- _Instructions for the task_:
The records below are to be repeated in full, exactly as they are.

————

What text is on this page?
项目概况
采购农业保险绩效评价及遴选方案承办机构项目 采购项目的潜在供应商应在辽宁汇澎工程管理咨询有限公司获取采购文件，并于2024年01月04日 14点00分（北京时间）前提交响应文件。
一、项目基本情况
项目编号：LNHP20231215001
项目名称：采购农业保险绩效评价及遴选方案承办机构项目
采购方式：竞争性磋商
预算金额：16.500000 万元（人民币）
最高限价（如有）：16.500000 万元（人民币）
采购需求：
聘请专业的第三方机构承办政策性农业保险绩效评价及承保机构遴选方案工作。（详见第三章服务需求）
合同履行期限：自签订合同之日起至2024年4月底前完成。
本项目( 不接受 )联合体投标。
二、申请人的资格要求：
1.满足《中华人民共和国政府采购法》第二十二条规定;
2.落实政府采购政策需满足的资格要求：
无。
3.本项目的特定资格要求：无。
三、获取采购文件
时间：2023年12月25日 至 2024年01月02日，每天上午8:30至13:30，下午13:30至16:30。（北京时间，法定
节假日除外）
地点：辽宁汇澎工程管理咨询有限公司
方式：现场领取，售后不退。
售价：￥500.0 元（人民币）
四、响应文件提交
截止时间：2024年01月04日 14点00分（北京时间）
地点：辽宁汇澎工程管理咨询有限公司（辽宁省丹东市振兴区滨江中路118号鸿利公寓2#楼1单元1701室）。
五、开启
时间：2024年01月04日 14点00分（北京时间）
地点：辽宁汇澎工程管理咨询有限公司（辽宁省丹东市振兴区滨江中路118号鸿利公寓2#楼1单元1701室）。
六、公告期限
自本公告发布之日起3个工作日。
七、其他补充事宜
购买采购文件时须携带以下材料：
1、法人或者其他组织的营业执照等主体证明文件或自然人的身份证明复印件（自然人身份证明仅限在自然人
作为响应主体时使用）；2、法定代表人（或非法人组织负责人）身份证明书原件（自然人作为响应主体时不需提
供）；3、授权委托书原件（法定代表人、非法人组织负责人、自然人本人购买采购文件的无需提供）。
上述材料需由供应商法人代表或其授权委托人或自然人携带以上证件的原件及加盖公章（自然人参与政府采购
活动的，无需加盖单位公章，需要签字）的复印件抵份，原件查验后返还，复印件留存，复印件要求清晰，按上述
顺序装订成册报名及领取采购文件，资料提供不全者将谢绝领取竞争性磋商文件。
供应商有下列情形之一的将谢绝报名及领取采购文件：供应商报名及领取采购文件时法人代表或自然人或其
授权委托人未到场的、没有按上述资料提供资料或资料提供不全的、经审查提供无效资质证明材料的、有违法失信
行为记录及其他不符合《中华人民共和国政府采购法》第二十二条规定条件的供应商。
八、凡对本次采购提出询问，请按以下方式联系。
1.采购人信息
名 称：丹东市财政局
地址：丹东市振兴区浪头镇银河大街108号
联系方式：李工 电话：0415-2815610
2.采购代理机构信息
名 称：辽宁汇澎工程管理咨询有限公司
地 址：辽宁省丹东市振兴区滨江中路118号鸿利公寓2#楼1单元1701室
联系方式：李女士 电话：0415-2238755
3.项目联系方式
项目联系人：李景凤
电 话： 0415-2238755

————

- _Result of the task_:
What text is on this page?
项目概况
采购农业保险绩效评价及遴选方案承办机构项目 采购项目的潜在供应商应在辽宁汇澎工程管理咨询有限公司获取采购文件，并于2024年01月04日 14点00分（北京时间）前提交响应文件。
一、项目基本情况
项目编号：LNHP20231215001
项目名称：采购农业保险绩效评价及遴选方案承办机构项目
采购方式：竞争性磋商
预算金额：16.500000 万元（人民币）
最高限价（如有）：16.500000 万元（人民币）
采购需求：
聘请专业的第三方机构承办政策性农业保险绩效评价及承保机构遴选方案工作。（详见第三章服务需求）
合同履行期限：自签订合同之日起至2024年4月底前完成。
本项目( 不接受 )联合体投标。
二、申请人的资格要求：
1.满足《中华人民共和国政府采购法》第二十二条规定;
2.落实政府采购政策需满足的资格要求：
无。
3.本项目的特定资格要求：无。
三、获取采购文件
时间：2023年12月25日 至 2024年01月02日，每天上午8:30至13:30，下午13:30至16:30。（北京时间，法定
节假日除外）
地点：辽宁汇澎工程管理咨询有限公司
方式：现场领取，售后不退。
售价：￥500.0 元（人民币）
四、响应文件提交
截止时间：2024年01月04日 14点00分（北京时间）
地点：辽宁汇澎工程管理咨询有限公司（辽宁省丹东市振兴区滨江中路118号鸿利公寓2#楼1单元1701室）。
五、开启
时间：2024年01月04日 14点00分（北京时间）
地点：辽宁汇澎工程管理咨询有限公司（辽宁省丹东市振兴区滨江中路118号鸿利公寓2#楼1单元1701室）。
六、公告期限
自本公告发布之日起3个工作日。
七、其他补充事宜
购买采购文件时须携带以下材料：
1、法人或者其他组织的营业执照等主体证明文件或自然人的身份证明复印件（自然人身份证明仅限在自然人
作为响应主体时使用）；2、法定代表人（或非法人组织负责人）身份证明书原件（自然人作为响应主体时不需提
供）；3、授权委托书原件（法定代表人、非法人组织负责人、自然人本人购买采购文件的无需提供）。
上述材料需由供应商法人代表或其授权委托人或自然人携带以上证件的原件及加盖公章（自然人参与政府采购
活动的，无需加盖单位公章，需要签字）的复印件抵份，原件查验后返还，复印件留存，复印件要求清晰，按上述
顺序装订成册报名及领取采购文件，资料提供不全者将谢绝领取竞争性磋商文件。
供应商有下列情形之一的将谢绝报名及领取采购文件：供应商报名及领取采购文件时法人代表或自然人或其
授权委托人未到场的、没有按上述资料提供资料或资料提供不全的、经审查提供无效资质证明材料的、有违法失信
行为记录及其他不符合《中华人民共和国政府采购法》第二十二条规定条件的供应商。
八、凡对本次采购提出询问，请按以下方式联系。
1.采购人信息
名 称：丹东市财政局
地址：丹东市振兴区浪头镇银河大街108号
联系方式：李工 电话：0415-2815610
2.采购代理机构信息
名 称：辽宁汇澎工程管理咨询有限公司
地 址：辽宁省丹东市振兴区滨江中路118号鸿利公寓2#楼1单元1701室
联系方式：李女士 电话：0415-2238755
3.项目联系方式
项目联系人：李景凤
电 话： 0415-2238755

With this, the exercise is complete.